▶ **Task goal**
Rewrite the data below with each "outlier-point" replaced by "outlier-dot", leaving everything else unchanged.

Saved entries
Begin

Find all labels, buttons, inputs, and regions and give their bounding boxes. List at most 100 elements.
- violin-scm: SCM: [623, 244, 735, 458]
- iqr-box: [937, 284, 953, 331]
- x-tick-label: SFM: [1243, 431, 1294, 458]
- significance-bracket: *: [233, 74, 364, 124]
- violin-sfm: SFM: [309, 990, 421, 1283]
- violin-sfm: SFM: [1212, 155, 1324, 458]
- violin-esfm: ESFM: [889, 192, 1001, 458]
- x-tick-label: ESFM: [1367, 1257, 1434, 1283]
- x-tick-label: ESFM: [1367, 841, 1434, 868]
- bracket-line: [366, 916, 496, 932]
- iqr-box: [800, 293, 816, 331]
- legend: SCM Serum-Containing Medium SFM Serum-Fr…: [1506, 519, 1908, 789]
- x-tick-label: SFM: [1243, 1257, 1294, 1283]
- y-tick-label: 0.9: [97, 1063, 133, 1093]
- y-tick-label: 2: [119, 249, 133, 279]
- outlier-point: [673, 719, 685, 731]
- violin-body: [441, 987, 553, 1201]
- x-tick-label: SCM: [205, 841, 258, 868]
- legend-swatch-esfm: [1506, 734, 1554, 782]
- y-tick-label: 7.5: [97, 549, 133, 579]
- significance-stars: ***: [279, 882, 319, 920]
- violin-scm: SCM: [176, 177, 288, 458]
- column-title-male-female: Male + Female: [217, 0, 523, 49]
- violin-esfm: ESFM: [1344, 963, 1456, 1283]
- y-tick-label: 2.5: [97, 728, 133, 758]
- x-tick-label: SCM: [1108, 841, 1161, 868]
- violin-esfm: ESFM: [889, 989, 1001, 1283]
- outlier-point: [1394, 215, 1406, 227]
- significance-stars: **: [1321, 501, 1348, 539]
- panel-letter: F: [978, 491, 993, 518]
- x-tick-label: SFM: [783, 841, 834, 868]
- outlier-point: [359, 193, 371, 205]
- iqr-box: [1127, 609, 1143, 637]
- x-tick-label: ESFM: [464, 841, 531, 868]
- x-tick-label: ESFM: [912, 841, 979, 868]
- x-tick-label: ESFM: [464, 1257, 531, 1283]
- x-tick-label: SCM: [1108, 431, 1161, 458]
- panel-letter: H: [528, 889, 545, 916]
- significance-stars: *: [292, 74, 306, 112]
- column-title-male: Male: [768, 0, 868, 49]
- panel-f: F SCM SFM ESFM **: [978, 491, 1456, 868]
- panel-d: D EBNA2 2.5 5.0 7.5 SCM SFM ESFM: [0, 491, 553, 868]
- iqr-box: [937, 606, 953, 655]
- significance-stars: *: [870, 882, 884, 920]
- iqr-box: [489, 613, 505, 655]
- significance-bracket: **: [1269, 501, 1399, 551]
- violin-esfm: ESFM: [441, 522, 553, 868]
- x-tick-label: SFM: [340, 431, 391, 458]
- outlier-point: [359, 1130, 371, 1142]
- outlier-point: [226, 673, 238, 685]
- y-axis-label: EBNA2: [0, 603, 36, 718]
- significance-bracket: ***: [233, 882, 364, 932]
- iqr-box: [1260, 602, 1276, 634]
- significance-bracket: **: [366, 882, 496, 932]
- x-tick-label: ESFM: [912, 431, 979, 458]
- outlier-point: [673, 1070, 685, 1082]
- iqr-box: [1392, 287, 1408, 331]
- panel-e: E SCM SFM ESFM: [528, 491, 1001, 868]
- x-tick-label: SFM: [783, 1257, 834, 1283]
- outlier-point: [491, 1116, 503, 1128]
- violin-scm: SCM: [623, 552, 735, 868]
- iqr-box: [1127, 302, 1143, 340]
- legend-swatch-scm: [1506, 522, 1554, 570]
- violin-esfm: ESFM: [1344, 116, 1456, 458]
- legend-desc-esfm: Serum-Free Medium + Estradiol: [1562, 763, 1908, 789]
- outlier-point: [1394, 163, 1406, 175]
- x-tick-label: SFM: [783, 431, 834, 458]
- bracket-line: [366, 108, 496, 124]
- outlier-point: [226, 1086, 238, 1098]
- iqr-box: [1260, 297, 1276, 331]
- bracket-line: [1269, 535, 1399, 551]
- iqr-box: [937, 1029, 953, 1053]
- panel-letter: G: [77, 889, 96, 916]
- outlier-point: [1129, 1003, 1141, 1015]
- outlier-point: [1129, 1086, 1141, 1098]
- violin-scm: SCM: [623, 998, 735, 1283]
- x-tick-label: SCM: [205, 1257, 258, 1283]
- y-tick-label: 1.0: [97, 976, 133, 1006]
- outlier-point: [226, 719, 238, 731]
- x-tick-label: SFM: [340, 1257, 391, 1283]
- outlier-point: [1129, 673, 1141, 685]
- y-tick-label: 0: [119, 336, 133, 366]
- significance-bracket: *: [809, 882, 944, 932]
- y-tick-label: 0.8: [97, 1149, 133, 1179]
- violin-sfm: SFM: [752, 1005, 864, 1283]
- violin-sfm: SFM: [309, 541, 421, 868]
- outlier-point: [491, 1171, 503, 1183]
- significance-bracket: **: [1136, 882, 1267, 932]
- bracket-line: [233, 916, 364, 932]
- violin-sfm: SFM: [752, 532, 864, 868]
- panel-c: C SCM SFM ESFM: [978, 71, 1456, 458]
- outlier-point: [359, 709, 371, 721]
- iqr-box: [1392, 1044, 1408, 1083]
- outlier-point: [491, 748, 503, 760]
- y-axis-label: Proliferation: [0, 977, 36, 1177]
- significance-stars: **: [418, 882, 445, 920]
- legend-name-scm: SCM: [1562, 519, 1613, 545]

End

▶ **Complete output**
Find all labels, buttons, inputs, and regions and give their bounding boxes. List at most 100 elements.
- violin-scm: SCM: [623, 244, 735, 458]
- iqr-box: [937, 284, 953, 331]
- x-tick-label: SFM: [1243, 431, 1294, 458]
- significance-bracket: *: [233, 74, 364, 124]
- violin-sfm: SFM: [309, 990, 421, 1283]
- violin-sfm: SFM: [1212, 155, 1324, 458]
- violin-esfm: ESFM: [889, 192, 1001, 458]
- x-tick-label: ESFM: [1367, 1257, 1434, 1283]
- x-tick-label: ESFM: [1367, 841, 1434, 868]
- bracket-line: [366, 916, 496, 932]
- iqr-box: [800, 293, 816, 331]
- legend: SCM Serum-Containing Medium SFM Serum-Fr…: [1506, 519, 1908, 789]
- x-tick-label: SFM: [1243, 1257, 1294, 1283]
- y-tick-label: 0.9: [97, 1063, 133, 1093]
- y-tick-label: 2: [119, 249, 133, 279]
- outlier-dot: [673, 719, 685, 731]
- violin-body: [441, 987, 553, 1201]
- x-tick-label: SCM: [205, 841, 258, 868]
- legend-swatch-esfm: [1506, 734, 1554, 782]
- y-tick-label: 7.5: [97, 549, 133, 579]
- significance-stars: ***: [279, 882, 319, 920]
- violin-scm: SCM: [176, 177, 288, 458]
- column-title-male-female: Male + Female: [217, 0, 523, 49]
- violin-esfm: ESFM: [1344, 963, 1456, 1283]
- y-tick-label: 2.5: [97, 728, 133, 758]
- x-tick-label: SCM: [1108, 841, 1161, 868]
- violin-esfm: ESFM: [889, 989, 1001, 1283]
- outlier-dot: [1394, 215, 1406, 227]
- significance-stars: **: [1321, 501, 1348, 539]
- panel-letter: F: [978, 491, 993, 518]
- x-tick-label: SFM: [783, 841, 834, 868]
- outlier-dot: [359, 193, 371, 205]
- iqr-box: [1127, 609, 1143, 637]
- x-tick-label: ESFM: [464, 841, 531, 868]
- x-tick-label: ESFM: [912, 841, 979, 868]
- x-tick-label: ESFM: [464, 1257, 531, 1283]
- x-tick-label: SCM: [1108, 431, 1161, 458]
- panel-letter: H: [528, 889, 545, 916]
- significance-stars: *: [292, 74, 306, 112]
- column-title-male: Male: [768, 0, 868, 49]
- panel-f: F SCM SFM ESFM **: [978, 491, 1456, 868]
- panel-d: D EBNA2 2.5 5.0 7.5 SCM SFM ESFM: [0, 491, 553, 868]
- iqr-box: [937, 606, 953, 655]
- significance-stars: *: [870, 882, 884, 920]
- iqr-box: [489, 613, 505, 655]
- significance-bracket: **: [1269, 501, 1399, 551]
- violin-esfm: ESFM: [441, 522, 553, 868]
- x-tick-label: SFM: [340, 431, 391, 458]
- outlier-dot: [359, 1130, 371, 1142]
- outlier-dot: [226, 673, 238, 685]
- y-axis-label: EBNA2: [0, 603, 36, 718]
- significance-bracket: ***: [233, 882, 364, 932]
- iqr-box: [1260, 602, 1276, 634]
- significance-bracket: **: [366, 882, 496, 932]
- x-tick-label: ESFM: [912, 431, 979, 458]
- outlier-dot: [673, 1070, 685, 1082]
- iqr-box: [1392, 287, 1408, 331]
- panel-e: E SCM SFM ESFM: [528, 491, 1001, 868]
- x-tick-label: SFM: [783, 1257, 834, 1283]
- outlier-dot: [491, 1116, 503, 1128]
- violin-scm: SCM: [623, 552, 735, 868]
- iqr-box: [1127, 302, 1143, 340]
- legend-swatch-scm: [1506, 522, 1554, 570]
- violin-esfm: ESFM: [1344, 116, 1456, 458]
- legend-desc-esfm: Serum-Free Medium + Estradiol: [1562, 763, 1908, 789]
- outlier-dot: [1394, 163, 1406, 175]
- x-tick-label: SFM: [783, 431, 834, 458]
- bracket-line: [366, 108, 496, 124]
- outlier-dot: [226, 1086, 238, 1098]
- iqr-box: [1260, 297, 1276, 331]
- bracket-line: [1269, 535, 1399, 551]
- iqr-box: [937, 1029, 953, 1053]
- panel-letter: G: [77, 889, 96, 916]
- outlier-dot: [1129, 1003, 1141, 1015]
- outlier-dot: [1129, 1086, 1141, 1098]
- violin-scm: SCM: [623, 998, 735, 1283]
- x-tick-label: SCM: [205, 1257, 258, 1283]
- y-tick-label: 1.0: [97, 976, 133, 1006]
- outlier-dot: [226, 719, 238, 731]
- x-tick-label: SFM: [340, 1257, 391, 1283]
- outlier-dot: [1129, 673, 1141, 685]
- y-tick-label: 0: [119, 336, 133, 366]
- significance-bracket: *: [809, 882, 944, 932]
- y-tick-label: 0.8: [97, 1149, 133, 1179]
- violin-sfm: SFM: [752, 1005, 864, 1283]
- violin-sfm: SFM: [309, 541, 421, 868]
- outlier-dot: [491, 1171, 503, 1183]
- significance-bracket: **: [1136, 882, 1267, 932]
- bracket-line: [233, 916, 364, 932]
- violin-sfm: SFM: [752, 532, 864, 868]
- panel-c: C SCM SFM ESFM: [978, 71, 1456, 458]
- outlier-dot: [359, 709, 371, 721]
- iqr-box: [1392, 1044, 1408, 1083]
- outlier-dot: [491, 748, 503, 760]
- y-axis-label: Proliferation: [0, 977, 36, 1177]
- significance-stars: **: [418, 882, 445, 920]
- legend-name-scm: SCM: [1562, 519, 1613, 545]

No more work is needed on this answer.